Data entries:
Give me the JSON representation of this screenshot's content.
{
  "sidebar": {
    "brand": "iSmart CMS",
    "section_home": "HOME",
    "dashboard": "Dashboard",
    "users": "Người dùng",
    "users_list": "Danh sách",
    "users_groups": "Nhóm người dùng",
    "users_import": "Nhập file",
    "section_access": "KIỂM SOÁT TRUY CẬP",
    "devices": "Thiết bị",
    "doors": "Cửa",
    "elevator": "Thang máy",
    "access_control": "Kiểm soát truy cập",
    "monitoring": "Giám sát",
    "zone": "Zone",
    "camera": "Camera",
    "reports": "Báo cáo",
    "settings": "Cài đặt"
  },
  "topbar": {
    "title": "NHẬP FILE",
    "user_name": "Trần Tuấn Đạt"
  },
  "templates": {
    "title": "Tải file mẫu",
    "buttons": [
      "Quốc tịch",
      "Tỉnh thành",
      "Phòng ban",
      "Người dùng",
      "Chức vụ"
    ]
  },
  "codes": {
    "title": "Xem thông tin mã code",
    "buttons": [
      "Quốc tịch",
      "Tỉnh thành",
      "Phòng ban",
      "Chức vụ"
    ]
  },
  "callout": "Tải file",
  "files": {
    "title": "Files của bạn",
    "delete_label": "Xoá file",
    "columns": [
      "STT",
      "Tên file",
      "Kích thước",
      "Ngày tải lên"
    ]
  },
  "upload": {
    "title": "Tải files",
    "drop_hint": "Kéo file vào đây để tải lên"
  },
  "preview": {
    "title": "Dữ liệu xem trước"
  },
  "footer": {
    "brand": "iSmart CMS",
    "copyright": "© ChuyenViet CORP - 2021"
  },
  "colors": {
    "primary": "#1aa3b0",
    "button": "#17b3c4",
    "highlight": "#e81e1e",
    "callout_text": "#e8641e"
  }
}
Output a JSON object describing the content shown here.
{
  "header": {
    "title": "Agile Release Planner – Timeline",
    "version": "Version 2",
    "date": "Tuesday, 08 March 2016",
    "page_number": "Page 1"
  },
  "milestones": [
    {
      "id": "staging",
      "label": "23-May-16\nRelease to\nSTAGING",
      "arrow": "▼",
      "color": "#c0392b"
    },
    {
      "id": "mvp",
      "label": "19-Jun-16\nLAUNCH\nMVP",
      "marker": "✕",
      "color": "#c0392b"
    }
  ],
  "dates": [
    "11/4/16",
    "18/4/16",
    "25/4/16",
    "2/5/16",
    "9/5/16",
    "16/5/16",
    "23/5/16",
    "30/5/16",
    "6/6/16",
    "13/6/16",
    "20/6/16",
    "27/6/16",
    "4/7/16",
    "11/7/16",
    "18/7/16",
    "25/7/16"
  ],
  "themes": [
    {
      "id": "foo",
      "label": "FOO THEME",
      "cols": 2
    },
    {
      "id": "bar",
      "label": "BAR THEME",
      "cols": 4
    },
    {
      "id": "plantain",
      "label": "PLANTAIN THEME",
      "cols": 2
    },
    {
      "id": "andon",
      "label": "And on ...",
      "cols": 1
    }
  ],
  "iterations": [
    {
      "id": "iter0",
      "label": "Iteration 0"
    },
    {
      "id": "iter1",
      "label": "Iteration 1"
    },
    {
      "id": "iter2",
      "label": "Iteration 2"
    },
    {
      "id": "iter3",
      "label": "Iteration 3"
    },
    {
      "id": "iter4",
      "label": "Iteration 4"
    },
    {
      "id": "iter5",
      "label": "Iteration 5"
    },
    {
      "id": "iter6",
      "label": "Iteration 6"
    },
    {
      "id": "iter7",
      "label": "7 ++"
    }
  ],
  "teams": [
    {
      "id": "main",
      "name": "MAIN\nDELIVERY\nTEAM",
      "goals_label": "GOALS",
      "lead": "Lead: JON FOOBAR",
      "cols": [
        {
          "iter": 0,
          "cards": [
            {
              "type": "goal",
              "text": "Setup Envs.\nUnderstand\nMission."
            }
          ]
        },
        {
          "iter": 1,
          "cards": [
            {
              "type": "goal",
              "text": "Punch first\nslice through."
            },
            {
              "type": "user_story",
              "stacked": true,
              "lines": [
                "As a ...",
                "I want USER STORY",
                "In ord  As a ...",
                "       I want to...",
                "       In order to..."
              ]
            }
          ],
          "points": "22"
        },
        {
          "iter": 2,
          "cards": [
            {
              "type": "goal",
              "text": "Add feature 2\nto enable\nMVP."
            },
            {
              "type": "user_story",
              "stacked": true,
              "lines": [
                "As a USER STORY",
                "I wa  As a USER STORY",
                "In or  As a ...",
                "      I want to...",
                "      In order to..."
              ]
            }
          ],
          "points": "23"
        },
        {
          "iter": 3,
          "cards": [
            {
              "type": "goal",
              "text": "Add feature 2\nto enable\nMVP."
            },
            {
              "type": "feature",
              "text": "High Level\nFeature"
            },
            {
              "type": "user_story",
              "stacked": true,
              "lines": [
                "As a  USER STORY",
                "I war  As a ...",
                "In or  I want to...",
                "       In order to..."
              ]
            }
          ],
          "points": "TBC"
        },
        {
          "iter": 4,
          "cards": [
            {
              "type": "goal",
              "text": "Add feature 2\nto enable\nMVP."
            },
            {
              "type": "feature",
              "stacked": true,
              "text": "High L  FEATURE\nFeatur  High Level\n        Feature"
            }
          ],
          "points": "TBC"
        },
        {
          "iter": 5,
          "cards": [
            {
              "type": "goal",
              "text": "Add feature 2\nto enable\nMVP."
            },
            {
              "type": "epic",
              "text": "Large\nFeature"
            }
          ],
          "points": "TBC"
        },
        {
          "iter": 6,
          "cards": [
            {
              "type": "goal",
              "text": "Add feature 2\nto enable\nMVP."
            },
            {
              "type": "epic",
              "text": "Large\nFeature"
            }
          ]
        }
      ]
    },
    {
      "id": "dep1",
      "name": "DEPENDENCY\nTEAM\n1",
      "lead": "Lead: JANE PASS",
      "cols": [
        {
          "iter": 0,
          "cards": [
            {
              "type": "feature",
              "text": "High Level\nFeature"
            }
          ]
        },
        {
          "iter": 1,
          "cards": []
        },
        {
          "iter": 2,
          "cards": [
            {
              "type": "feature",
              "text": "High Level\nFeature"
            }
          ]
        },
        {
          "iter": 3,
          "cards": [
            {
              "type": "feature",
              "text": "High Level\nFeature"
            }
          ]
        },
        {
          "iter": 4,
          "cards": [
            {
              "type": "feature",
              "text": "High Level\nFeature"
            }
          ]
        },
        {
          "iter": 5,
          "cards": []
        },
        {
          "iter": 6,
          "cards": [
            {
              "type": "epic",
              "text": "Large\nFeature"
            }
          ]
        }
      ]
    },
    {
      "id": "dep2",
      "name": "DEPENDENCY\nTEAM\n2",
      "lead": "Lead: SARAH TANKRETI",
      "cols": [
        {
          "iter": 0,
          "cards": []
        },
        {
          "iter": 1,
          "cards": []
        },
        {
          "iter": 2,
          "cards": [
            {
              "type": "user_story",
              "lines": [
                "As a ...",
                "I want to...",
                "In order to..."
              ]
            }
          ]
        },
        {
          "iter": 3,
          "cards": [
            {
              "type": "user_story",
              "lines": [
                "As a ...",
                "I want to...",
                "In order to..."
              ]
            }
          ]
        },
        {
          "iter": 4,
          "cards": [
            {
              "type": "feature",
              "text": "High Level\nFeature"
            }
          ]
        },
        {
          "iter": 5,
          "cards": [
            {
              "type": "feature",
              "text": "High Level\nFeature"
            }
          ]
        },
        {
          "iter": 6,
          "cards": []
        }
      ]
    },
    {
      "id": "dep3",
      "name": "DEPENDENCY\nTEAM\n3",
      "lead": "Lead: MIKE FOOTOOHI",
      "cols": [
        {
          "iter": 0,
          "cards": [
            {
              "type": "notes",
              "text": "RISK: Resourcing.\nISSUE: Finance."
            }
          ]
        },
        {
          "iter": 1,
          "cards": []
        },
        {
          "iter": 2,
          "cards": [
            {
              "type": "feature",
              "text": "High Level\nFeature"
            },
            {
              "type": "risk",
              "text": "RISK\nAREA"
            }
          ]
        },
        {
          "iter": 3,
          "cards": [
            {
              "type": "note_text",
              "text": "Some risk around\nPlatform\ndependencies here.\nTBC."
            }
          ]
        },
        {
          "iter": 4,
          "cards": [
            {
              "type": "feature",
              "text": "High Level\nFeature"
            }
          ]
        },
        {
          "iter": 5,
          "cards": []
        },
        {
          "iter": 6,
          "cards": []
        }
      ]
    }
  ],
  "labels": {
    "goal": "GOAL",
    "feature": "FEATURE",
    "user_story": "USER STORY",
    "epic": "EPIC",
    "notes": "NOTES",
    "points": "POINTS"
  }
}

**Exercise task**: Your answer should be a single number: the count of lines in the data that include the word "want".

**Result of this exercise**: 6